Objective —
Out of the lines below, please list those that hold the string "ylabel".

Given information —
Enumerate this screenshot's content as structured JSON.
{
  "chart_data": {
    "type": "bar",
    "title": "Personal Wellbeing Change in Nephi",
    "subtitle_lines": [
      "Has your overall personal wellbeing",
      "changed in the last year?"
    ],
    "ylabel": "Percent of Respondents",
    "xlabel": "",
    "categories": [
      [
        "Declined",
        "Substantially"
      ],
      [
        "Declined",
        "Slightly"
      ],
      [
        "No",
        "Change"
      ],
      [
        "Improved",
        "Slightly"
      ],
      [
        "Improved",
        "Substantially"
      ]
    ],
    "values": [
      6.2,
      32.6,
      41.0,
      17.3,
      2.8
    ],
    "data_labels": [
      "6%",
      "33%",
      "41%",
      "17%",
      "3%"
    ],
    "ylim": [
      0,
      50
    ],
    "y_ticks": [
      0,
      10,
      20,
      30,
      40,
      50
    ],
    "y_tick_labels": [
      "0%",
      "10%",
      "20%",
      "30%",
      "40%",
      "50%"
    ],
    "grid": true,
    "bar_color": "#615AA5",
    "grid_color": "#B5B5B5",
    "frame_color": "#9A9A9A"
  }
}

* * *

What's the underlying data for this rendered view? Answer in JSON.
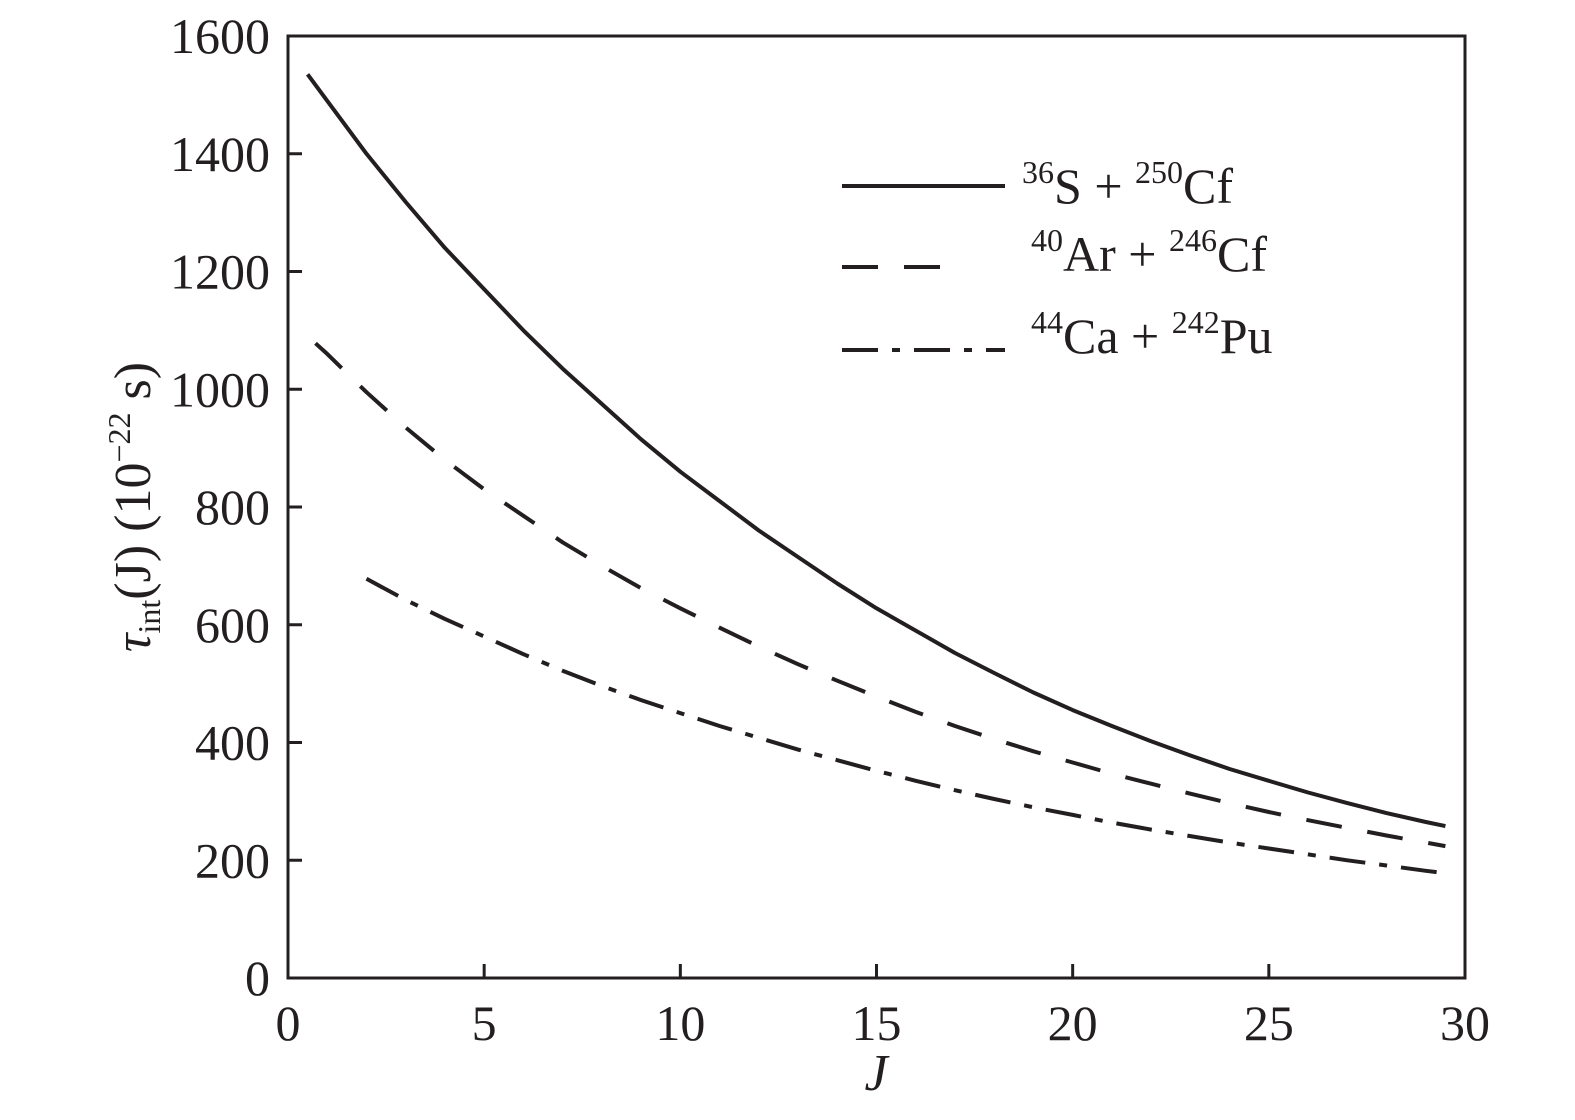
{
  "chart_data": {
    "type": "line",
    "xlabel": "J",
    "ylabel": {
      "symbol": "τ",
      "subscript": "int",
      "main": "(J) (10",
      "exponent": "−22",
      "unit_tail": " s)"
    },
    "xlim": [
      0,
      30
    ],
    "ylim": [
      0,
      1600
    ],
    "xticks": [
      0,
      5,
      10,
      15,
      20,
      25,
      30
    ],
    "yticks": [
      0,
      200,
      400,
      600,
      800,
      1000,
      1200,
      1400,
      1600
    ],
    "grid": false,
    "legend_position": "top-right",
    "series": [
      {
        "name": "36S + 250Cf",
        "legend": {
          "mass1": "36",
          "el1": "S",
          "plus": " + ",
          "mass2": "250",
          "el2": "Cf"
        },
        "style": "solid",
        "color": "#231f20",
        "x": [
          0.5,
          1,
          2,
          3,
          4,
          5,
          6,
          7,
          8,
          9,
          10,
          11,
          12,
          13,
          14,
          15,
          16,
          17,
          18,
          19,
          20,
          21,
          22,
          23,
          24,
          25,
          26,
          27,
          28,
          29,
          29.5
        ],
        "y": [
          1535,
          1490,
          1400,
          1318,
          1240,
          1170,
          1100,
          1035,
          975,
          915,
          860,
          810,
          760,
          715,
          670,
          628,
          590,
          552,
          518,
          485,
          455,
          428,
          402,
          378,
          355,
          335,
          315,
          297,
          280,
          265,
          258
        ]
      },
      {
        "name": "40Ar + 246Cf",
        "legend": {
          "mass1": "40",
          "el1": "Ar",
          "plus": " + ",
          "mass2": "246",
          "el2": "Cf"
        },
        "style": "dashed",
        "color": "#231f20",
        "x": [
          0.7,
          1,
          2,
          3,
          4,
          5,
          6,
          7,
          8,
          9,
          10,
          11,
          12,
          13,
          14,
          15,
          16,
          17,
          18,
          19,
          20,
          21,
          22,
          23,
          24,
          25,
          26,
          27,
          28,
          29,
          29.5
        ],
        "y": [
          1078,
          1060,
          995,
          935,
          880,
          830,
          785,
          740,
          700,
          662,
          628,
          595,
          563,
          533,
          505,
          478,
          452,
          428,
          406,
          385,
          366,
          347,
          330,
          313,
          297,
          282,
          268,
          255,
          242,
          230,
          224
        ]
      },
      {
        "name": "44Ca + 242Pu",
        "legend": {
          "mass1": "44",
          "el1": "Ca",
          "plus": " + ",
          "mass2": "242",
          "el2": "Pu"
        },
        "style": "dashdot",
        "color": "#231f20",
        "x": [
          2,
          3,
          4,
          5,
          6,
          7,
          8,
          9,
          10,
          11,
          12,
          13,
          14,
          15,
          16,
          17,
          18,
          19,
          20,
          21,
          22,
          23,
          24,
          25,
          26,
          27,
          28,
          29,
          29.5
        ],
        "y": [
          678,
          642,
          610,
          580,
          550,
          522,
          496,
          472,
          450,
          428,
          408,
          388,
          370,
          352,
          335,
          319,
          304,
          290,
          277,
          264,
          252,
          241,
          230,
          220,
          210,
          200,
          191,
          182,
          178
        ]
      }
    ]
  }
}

Full response —
    "ylabel": "Percent of Respondents",
    "ylabel": {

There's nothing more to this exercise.